● CHALLENGE
Quote all of the entries word for word.

### DATA SECTION ###

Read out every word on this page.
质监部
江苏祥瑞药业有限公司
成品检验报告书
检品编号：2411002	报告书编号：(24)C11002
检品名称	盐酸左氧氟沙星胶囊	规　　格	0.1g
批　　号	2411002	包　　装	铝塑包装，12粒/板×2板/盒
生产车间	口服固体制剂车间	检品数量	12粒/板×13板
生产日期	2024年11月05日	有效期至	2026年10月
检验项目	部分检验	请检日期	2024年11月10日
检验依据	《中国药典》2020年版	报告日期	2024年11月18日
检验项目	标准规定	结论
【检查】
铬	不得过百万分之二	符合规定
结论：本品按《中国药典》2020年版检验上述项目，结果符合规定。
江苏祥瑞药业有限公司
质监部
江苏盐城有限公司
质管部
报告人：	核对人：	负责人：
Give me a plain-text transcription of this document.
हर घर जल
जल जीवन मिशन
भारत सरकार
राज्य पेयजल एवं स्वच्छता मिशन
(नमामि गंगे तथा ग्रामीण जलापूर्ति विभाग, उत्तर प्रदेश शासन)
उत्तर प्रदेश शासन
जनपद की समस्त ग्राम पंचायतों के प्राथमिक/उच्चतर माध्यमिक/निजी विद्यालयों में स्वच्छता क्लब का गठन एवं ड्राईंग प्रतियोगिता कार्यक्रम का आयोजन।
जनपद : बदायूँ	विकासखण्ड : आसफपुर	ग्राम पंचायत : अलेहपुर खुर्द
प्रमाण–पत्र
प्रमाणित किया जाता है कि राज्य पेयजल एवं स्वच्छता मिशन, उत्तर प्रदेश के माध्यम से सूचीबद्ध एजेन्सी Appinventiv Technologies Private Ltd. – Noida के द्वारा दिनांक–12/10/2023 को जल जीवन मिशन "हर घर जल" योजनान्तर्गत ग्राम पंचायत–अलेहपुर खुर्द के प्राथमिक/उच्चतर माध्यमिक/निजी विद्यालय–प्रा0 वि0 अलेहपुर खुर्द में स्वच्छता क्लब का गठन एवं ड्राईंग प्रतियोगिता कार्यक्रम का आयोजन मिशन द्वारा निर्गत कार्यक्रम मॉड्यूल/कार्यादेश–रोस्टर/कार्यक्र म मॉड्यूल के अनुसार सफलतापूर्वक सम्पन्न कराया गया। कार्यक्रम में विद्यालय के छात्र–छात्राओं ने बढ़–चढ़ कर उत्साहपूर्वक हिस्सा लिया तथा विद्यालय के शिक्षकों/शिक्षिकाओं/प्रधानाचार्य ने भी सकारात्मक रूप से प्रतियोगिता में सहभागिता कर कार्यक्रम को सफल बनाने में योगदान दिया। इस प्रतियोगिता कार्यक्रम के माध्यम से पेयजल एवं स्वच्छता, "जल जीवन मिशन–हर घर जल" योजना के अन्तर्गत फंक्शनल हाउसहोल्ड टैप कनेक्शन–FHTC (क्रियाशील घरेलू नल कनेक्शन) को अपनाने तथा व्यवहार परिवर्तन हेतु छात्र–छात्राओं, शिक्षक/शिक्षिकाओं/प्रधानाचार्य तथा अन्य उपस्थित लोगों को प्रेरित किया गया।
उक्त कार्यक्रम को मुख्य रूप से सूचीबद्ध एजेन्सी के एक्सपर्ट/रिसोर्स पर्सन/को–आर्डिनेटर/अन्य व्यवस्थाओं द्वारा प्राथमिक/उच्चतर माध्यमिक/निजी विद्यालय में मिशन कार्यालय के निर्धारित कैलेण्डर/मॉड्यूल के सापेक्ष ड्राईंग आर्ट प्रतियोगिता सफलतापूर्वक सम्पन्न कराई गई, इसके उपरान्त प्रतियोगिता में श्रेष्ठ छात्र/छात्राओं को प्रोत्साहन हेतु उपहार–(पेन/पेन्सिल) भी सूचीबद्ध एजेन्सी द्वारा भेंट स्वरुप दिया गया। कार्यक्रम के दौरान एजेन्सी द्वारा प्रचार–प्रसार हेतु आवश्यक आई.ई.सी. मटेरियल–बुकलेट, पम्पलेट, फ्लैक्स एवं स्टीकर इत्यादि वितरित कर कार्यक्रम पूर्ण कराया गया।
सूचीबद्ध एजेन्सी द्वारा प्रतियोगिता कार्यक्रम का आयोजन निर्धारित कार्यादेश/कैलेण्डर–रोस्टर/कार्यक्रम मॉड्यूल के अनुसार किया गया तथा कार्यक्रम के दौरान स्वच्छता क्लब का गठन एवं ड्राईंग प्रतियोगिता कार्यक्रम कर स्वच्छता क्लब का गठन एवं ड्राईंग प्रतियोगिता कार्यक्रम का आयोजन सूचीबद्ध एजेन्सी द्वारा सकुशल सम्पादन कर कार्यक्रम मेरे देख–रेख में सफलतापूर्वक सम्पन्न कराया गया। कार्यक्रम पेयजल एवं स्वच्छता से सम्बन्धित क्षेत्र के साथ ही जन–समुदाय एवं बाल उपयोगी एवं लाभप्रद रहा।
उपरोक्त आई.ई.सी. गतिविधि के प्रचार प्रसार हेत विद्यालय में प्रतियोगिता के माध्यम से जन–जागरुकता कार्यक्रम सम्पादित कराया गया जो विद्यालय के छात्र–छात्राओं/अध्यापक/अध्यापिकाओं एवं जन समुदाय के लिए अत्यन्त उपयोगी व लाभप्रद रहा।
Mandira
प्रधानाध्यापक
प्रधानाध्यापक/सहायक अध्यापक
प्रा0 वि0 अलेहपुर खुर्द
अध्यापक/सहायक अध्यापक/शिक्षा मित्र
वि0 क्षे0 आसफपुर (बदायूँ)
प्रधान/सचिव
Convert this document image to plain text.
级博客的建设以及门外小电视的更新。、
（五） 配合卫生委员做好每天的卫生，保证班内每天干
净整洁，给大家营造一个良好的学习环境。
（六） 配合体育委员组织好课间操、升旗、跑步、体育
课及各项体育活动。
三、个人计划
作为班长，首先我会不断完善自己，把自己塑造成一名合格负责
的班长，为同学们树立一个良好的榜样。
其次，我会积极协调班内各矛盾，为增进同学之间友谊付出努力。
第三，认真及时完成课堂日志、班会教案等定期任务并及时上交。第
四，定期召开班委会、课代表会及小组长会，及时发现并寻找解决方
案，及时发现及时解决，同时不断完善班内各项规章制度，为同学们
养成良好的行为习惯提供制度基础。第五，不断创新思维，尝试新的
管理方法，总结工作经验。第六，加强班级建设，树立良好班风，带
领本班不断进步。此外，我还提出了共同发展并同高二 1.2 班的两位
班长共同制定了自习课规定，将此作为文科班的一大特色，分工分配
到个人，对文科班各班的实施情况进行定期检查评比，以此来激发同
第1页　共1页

###

● OUTPUT OF THE EXERCISE
Read out every word on this page.
质监部
江苏祥瑞药业有限公司
成品检验报告书
检品编号：2411002	报告书编号：(24)C11002
检品名称	盐酸左氧氟沙星胶囊	规　　格	0.1g
批　　号	2411002	包　　装	铝塑包装，12粒/板×2板/盒
生产车间	口服固体制剂车间	检品数量	12粒/板×13板
生产日期	2024年11月05日	有效期至	2026年10月
检验项目	部分检验	请检日期	2024年11月10日
检验依据	《中国药典》2020年版	报告日期	2024年11月18日
检验项目	标准规定	结论
【检查】
铬	不得过百万分之二	符合规定
结论：本品按《中国药典》2020年版检验上述项目，结果符合规定。
江苏祥瑞药业有限公司
质监部
江苏盐城有限公司
质管部
报告人：	核对人：	负责人：
Give me a plain-text transcription of this document.
हर घर जल
जल जीवन मिशन
भारत सरकार
राज्य पेयजल एवं स्वच्छता मिशन
(नमामि गंगे तथा ग्रामीण जलापूर्ति विभाग, उत्तर प्रदेश शासन)
उत्तर प्रदेश शासन
जनपद की समस्त ग्राम पंचायतों के प्राथमिक/उच्चतर माध्यमिक/निजी विद्यालयों में स्वच्छता क्लब का गठन एवं ड्राईंग प्रतियोगिता कार्यक्रम का आयोजन।
जनपद : बदायूँ	विकासखण्ड : आसफपुर	ग्राम पंचायत : अलेहपुर खुर्द
प्रमाण–पत्र
प्रमाणित किया जाता है कि राज्य पेयजल एवं स्वच्छता मिशन, उत्तर प्रदेश के माध्यम से सूचीबद्ध एजेन्सी Appinventiv Technologies Private Ltd. – Noida के द्वारा दिनांक–12/10/2023 को जल जीवन मिशन "हर घर जल" योजनान्तर्गत ग्राम पंचायत–अलेहपुर खुर्द के प्राथमिक/उच्चतर माध्यमिक/निजी विद्यालय–प्रा0 वि0 अलेहपुर खुर्द में स्वच्छता क्लब का गठन एवं ड्राईंग प्रतियोगिता कार्यक्रम का आयोजन मिशन द्वारा निर्गत कार्यक्रम मॉड्यूल/कार्यादेश–रोस्टर/कार्यक्र म मॉड्यूल के अनुसार सफलतापूर्वक सम्पन्न कराया गया। कार्यक्रम में विद्यालय के छात्र–छात्राओं ने बढ़–चढ़ कर उत्साहपूर्वक हिस्सा लिया तथा विद्यालय के शिक्षकों/शिक्षिकाओं/प्रधानाचार्य ने भी सकारात्मक रूप से प्रतियोगिता में सहभागिता कर कार्यक्रम को सफल बनाने में योगदान दिया। इस प्रतियोगिता कार्यक्रम के माध्यम से पेयजल एवं स्वच्छता, "जल जीवन मिशन–हर घर जल" योजना के अन्तर्गत फंक्शनल हाउसहोल्ड टैप कनेक्शन–FHTC (क्रियाशील घरेलू नल कनेक्शन) को अपनाने तथा व्यवहार परिवर्तन हेतु छात्र–छात्राओं, शिक्षक/शिक्षिकाओं/प्रधानाचार्य तथा अन्य उपस्थित लोगों को प्रेरित किया गया।
उक्त कार्यक्रम को मुख्य रूप से सूचीबद्ध एजेन्सी के एक्सपर्ट/रिसोर्स पर्सन/को–आर्डिनेटर/अन्य व्यवस्थाओं द्वारा प्राथमिक/उच्चतर माध्यमिक/निजी विद्यालय में मिशन कार्यालय के निर्धारित कैलेण्डर/मॉड्यूल के सापेक्ष ड्राईंग आर्ट प्रतियोगिता सफलतापूर्वक सम्पन्न कराई गई, इसके उपरान्त प्रतियोगिता में श्रेष्ठ छात्र/छात्राओं को प्रोत्साहन हेतु उपहार–(पेन/पेन्सिल) भी सूचीबद्ध एजेन्सी द्वारा भेंट स्वरुप दिया गया। कार्यक्रम के दौरान एजेन्सी द्वारा प्रचार–प्रसार हेतु आवश्यक आई.ई.सी. मटेरियल–बुकलेट, पम्पलेट, फ्लैक्स एवं स्टीकर इत्यादि वितरित कर कार्यक्रम पूर्ण कराया गया।
सूचीबद्ध एजेन्सी द्वारा प्रतियोगिता कार्यक्रम का आयोजन निर्धारित कार्यादेश/कैलेण्डर–रोस्टर/कार्यक्रम मॉड्यूल के अनुसार किया गया तथा कार्यक्रम के दौरान स्वच्छता क्लब का गठन एवं ड्राईंग प्रतियोगिता कार्यक्रम कर स्वच्छता क्लब का गठन एवं ड्राईंग प्रतियोगिता कार्यक्रम का आयोजन सूचीबद्ध एजेन्सी द्वारा सकुशल सम्पादन कर कार्यक्रम मेरे देख–रेख में सफलतापूर्वक सम्पन्न कराया गया। कार्यक्रम पेयजल एवं स्वच्छता से सम्बन्धित क्षेत्र के साथ ही जन–समुदाय एवं बाल उपयोगी एवं लाभप्रद रहा।
उपरोक्त आई.ई.सी. गतिविधि के प्रचार प्रसार हेत विद्यालय में प्रतियोगिता के माध्यम से जन–जागरुकता कार्यक्रम सम्पादित कराया गया जो विद्यालय के छात्र–छात्राओं/अध्यापक/अध्यापिकाओं एवं जन समुदाय के लिए अत्यन्त उपयोगी व लाभप्रद रहा।
Mandira
प्रधानाध्यापक
प्रधानाध्यापक/सहायक अध्यापक
प्रा0 वि0 अलेहपुर खुर्द
अध्यापक/सहायक अध्यापक/शिक्षा मित्र
वि0 क्षे0 आसफपुर (बदायूँ)
प्रधान/सचिव
Convert this document image to plain text.
级博客的建设以及门外小电视的更新。、
（五） 配合卫生委员做好每天的卫生，保证班内每天干
净整洁，给大家营造一个良好的学习环境。
（六） 配合体育委员组织好课间操、升旗、跑步、体育
课及各项体育活动。
三、个人计划
作为班长，首先我会不断完善自己，把自己塑造成一名合格负责
的班长，为同学们树立一个良好的榜样。
其次，我会积极协调班内各矛盾，为增进同学之间友谊付出努力。
第三，认真及时完成课堂日志、班会教案等定期任务并及时上交。第
四，定期召开班委会、课代表会及小组长会，及时发现并寻找解决方
案，及时发现及时解决，同时不断完善班内各项规章制度，为同学们
养成良好的行为习惯提供制度基础。第五，不断创新思维，尝试新的
管理方法，总结工作经验。第六，加强班级建设，树立良好班风，带
领本班不断进步。此外，我还提出了共同发展并同高二 1.2 班的两位
班长共同制定了自习课规定，将此作为文科班的一大特色，分工分配
到个人，对文科班各班的实施情况进行定期检查评比，以此来激发同
第1页　共1页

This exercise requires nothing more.